- [AVAILABLE RECORDS]
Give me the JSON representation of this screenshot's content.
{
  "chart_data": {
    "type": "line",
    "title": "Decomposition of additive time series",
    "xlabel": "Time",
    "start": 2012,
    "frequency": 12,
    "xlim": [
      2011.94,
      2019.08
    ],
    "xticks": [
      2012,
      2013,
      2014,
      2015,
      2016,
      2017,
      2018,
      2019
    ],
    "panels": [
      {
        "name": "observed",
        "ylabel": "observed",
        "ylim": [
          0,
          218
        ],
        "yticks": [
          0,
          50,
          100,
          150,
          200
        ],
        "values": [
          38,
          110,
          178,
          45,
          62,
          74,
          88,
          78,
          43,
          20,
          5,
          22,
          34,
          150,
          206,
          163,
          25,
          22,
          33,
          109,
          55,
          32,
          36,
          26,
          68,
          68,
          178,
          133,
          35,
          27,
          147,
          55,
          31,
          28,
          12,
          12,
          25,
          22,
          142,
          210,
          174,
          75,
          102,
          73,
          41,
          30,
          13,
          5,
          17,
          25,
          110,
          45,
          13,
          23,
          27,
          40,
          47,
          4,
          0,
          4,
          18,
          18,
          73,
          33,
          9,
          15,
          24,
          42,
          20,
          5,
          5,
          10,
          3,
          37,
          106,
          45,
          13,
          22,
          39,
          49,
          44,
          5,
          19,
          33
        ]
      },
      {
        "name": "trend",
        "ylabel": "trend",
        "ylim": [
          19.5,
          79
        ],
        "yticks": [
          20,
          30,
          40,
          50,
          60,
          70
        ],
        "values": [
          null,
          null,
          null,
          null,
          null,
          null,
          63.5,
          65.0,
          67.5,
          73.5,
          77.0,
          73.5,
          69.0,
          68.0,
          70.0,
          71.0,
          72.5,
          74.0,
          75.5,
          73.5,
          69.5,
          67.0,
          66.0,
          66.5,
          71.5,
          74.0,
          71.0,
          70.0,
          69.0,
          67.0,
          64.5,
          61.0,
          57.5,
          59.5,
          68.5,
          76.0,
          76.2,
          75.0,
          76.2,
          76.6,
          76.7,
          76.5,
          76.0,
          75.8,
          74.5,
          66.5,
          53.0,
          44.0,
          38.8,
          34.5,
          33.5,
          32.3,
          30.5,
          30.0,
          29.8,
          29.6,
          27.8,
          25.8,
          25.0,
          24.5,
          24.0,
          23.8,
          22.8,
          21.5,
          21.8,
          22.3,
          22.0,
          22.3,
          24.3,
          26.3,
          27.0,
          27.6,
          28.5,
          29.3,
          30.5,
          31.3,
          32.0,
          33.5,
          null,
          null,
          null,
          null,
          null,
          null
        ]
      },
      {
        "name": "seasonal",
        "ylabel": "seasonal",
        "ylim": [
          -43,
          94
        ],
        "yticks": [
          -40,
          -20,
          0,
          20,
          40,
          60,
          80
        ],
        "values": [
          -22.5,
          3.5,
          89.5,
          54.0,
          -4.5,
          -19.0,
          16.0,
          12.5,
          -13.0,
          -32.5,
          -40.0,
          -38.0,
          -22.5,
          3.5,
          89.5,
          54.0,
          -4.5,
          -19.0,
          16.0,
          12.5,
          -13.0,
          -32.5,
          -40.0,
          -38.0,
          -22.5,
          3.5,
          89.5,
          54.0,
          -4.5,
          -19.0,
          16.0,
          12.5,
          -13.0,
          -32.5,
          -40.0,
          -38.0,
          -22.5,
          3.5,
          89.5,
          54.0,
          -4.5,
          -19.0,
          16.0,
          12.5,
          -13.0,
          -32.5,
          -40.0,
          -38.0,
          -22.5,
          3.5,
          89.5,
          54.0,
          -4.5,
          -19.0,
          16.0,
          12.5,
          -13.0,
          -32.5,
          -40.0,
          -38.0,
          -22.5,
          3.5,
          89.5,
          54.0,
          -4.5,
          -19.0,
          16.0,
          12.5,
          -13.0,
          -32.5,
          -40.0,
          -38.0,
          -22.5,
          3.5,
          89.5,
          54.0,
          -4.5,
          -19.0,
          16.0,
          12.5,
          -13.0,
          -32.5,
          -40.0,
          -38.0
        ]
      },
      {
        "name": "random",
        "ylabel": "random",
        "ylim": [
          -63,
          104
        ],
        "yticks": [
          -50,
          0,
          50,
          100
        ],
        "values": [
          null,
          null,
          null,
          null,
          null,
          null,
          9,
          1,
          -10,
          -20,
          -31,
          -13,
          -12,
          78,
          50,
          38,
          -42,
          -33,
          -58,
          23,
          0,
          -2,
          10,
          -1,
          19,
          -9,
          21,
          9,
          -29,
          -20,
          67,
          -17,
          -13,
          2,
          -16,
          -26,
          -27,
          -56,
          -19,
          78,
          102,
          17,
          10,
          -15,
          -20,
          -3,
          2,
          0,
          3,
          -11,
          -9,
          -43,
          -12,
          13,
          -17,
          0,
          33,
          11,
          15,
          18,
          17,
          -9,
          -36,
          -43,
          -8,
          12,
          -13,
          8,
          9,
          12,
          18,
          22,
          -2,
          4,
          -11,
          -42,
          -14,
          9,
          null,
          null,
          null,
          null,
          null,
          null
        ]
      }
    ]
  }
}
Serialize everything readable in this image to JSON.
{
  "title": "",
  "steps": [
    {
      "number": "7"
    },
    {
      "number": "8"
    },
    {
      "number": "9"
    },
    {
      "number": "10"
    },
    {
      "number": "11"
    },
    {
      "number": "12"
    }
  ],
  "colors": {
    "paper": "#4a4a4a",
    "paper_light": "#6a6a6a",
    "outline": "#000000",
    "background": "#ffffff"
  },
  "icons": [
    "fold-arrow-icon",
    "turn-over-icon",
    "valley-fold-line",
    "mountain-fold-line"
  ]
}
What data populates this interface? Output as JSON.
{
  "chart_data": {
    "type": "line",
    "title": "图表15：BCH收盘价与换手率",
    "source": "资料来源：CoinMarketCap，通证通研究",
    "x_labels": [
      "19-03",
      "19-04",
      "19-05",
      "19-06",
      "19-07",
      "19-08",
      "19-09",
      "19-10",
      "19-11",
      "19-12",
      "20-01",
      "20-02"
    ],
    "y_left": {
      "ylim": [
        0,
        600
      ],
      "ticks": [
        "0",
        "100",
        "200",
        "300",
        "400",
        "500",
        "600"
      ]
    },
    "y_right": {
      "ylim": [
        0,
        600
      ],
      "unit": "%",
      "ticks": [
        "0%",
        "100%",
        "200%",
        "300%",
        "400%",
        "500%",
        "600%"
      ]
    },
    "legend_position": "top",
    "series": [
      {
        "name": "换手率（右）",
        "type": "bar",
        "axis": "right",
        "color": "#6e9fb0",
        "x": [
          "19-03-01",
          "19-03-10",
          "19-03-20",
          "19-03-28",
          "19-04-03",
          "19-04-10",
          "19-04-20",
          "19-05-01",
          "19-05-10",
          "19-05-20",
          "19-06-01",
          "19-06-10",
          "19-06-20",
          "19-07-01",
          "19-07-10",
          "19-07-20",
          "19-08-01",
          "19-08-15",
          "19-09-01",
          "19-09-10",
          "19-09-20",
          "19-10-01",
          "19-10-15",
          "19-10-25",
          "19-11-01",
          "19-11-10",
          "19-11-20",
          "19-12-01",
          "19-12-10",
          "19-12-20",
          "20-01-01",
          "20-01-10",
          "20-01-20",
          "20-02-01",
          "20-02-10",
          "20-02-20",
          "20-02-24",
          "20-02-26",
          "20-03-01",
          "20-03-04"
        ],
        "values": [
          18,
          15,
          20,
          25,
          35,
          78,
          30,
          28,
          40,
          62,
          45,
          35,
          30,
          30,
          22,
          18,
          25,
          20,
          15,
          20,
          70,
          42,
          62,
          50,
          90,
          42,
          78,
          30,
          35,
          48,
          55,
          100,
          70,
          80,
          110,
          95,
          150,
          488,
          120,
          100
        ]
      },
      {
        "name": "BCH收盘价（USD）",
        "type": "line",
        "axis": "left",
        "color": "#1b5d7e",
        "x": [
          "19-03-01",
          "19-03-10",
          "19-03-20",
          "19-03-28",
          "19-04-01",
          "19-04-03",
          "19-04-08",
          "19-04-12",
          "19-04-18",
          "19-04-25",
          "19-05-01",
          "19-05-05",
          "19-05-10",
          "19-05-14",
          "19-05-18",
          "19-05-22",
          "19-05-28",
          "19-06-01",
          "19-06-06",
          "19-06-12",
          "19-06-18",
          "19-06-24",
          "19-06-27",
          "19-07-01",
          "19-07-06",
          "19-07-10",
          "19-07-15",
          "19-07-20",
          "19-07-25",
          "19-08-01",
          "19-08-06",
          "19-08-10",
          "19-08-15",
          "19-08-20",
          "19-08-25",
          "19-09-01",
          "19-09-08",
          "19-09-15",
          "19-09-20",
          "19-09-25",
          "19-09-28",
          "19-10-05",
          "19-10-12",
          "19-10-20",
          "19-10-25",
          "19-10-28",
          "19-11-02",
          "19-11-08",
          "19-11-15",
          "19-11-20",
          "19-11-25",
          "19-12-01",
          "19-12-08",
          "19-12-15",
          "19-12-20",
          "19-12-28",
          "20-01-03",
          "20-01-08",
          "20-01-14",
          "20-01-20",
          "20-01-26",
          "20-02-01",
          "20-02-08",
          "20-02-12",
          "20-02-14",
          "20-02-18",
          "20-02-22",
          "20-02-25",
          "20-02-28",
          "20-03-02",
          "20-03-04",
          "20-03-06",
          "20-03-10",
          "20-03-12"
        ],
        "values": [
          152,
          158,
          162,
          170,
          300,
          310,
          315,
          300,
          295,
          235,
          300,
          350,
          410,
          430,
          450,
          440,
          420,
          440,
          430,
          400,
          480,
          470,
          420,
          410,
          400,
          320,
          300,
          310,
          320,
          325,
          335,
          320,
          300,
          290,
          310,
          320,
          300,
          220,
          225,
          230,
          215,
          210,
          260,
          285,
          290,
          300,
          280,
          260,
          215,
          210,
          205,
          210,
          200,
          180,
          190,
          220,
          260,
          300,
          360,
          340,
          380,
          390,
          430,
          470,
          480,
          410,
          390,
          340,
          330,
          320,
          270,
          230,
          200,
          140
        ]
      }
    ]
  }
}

- [REQUIRED WORK] Copy every line of the entries above in which "this" occurs.

- [WORKED SOLUTION]
Give me the JSON representation of this screenshot's content.
Serialize everything readable in this image to JSON.
What data populates this interface? Output as JSON.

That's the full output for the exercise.